(DIRECTIONS FOR THIS TASK) Each line of the listing that contains the word "countries" is to be copied.

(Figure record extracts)

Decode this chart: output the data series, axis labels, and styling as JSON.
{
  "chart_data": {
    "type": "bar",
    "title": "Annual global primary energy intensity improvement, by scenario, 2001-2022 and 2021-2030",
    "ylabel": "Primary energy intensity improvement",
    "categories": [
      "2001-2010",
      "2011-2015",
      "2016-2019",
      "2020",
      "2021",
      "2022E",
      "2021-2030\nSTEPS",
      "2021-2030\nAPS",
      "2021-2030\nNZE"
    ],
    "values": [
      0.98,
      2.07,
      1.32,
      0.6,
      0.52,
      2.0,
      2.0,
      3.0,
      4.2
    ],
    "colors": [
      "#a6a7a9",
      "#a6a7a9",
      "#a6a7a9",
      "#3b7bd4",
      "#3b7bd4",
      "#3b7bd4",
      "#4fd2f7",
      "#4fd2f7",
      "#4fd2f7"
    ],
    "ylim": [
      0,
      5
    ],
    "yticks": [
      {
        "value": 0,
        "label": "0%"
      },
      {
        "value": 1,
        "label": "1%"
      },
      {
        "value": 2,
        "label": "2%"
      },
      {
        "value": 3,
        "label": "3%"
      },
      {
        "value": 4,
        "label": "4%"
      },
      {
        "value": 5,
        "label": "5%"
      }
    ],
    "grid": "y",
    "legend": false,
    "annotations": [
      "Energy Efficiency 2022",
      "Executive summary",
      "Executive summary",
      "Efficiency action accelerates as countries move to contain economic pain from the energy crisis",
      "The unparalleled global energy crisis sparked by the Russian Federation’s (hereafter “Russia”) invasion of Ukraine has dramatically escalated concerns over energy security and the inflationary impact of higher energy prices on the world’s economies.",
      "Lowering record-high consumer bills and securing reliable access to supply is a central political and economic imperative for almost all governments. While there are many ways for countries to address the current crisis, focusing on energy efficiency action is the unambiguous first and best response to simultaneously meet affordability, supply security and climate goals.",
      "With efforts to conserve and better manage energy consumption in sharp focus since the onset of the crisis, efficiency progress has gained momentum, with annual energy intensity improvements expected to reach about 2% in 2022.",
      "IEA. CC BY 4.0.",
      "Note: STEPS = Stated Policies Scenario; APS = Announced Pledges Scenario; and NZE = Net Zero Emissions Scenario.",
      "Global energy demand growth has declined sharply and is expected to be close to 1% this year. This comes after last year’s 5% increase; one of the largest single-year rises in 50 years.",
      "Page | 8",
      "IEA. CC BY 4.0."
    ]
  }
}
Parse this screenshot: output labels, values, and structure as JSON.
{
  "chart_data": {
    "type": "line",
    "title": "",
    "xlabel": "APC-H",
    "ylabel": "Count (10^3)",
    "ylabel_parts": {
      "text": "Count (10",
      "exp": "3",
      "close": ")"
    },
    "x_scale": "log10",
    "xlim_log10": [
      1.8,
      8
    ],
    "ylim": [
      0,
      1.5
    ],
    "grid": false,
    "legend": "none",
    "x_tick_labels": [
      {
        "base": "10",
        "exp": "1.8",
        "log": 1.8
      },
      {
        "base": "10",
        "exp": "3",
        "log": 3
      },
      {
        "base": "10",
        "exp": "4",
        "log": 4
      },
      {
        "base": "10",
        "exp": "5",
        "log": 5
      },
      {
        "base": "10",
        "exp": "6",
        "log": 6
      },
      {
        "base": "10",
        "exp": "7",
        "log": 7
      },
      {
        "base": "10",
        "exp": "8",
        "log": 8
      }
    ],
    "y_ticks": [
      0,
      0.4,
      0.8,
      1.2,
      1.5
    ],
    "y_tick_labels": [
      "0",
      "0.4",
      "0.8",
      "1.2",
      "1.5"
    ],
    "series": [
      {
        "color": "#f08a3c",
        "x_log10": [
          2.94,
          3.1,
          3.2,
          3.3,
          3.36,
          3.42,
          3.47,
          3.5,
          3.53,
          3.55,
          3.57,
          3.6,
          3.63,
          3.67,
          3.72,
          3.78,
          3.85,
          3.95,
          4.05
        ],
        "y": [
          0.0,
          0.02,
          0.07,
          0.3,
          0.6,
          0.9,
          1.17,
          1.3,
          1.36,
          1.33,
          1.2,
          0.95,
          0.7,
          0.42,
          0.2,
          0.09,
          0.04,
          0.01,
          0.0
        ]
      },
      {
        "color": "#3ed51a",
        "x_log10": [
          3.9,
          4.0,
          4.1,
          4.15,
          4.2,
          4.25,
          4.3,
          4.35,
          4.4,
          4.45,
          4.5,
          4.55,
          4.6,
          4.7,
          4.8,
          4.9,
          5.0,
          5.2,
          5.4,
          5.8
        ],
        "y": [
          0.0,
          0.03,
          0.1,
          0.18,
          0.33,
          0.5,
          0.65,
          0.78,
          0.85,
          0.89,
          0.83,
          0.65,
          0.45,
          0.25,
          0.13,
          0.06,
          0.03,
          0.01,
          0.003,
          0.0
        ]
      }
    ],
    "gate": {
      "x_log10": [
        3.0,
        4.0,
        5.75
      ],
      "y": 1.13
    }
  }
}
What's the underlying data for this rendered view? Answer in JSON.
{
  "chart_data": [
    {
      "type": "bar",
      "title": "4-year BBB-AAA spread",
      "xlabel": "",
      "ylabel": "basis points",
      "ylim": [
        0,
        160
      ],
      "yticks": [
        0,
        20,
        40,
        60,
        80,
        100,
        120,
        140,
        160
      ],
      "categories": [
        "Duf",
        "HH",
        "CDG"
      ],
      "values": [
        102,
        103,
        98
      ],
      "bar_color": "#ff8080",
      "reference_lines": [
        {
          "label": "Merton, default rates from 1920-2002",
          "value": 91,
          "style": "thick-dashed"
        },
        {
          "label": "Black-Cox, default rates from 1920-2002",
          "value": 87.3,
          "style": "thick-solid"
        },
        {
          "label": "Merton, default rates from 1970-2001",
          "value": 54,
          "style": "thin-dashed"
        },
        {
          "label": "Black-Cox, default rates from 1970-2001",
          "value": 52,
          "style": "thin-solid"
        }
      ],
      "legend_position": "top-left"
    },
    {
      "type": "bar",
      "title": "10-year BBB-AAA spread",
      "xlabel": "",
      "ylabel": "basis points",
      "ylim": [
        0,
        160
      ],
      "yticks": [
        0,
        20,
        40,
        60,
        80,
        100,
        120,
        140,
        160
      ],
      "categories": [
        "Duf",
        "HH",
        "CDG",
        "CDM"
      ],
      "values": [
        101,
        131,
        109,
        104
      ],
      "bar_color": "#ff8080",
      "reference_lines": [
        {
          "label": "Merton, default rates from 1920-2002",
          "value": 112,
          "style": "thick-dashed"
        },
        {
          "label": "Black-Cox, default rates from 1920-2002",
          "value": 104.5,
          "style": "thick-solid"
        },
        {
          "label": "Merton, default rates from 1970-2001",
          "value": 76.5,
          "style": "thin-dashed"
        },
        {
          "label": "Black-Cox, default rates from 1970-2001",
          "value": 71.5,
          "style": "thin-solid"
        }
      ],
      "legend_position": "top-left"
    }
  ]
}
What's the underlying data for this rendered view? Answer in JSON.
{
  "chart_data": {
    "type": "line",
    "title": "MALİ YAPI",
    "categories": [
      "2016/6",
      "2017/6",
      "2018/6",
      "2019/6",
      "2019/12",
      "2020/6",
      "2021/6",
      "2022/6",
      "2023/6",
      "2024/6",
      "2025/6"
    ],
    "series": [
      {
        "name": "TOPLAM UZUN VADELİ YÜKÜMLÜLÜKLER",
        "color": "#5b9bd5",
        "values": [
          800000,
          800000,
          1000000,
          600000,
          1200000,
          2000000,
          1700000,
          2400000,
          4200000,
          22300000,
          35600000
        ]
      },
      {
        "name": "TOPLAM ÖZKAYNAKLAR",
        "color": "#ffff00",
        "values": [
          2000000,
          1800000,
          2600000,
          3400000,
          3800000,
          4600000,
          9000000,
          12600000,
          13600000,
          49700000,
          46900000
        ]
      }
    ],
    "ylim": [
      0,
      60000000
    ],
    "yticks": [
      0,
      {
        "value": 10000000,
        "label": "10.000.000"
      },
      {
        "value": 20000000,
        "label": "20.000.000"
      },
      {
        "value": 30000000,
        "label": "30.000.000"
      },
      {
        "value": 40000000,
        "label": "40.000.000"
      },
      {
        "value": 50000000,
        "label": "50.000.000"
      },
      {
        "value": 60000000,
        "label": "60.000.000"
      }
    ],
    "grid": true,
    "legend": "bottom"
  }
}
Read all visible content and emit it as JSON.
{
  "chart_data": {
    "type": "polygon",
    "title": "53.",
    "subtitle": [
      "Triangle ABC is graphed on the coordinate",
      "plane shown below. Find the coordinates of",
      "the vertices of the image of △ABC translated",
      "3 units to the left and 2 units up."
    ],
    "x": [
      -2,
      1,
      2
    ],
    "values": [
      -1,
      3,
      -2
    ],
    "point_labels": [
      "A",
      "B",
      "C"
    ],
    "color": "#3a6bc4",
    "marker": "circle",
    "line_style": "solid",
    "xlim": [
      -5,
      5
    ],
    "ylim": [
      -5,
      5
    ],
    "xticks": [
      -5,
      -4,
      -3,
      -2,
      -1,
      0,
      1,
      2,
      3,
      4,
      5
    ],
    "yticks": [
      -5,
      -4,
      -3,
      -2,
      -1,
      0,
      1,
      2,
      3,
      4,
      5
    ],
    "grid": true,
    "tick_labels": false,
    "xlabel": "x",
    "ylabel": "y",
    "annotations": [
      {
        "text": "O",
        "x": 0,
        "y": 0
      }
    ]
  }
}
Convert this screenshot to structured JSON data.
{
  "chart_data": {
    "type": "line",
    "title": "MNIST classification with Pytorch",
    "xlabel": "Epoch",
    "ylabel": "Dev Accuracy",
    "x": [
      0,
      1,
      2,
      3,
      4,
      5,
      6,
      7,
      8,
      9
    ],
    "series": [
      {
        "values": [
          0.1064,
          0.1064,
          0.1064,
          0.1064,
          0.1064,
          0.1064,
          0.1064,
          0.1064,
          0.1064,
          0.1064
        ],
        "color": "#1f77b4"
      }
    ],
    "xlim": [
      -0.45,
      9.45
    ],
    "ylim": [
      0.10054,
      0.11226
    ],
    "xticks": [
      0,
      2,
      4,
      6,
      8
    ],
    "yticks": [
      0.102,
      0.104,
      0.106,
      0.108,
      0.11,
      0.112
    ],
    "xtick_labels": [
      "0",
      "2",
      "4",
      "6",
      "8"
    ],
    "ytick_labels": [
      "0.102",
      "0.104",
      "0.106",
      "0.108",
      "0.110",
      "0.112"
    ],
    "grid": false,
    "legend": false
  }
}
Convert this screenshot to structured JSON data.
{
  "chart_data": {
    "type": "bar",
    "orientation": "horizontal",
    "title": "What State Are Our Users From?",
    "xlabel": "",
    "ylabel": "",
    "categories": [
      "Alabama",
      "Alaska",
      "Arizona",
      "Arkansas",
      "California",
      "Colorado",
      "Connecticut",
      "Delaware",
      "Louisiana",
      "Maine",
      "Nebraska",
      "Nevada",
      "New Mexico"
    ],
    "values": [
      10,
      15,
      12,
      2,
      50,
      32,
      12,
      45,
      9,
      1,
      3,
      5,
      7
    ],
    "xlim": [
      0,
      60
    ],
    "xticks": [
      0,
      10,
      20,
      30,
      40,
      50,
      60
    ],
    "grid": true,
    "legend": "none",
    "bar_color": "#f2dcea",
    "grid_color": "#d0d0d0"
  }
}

(FULL OUTPUT)
      "Efficiency action accelerates as countries move to contain economic pain from the energy crisis",
      "Lowering record-high consumer bills and securing reliable access to supply is a central political and economic imperative for almost all governments. While there are many ways for countries to address the current crisis, focusing on energy efficiency action is the unambiguous first and best response to simultaneously meet affordability, supply security and climate goals.",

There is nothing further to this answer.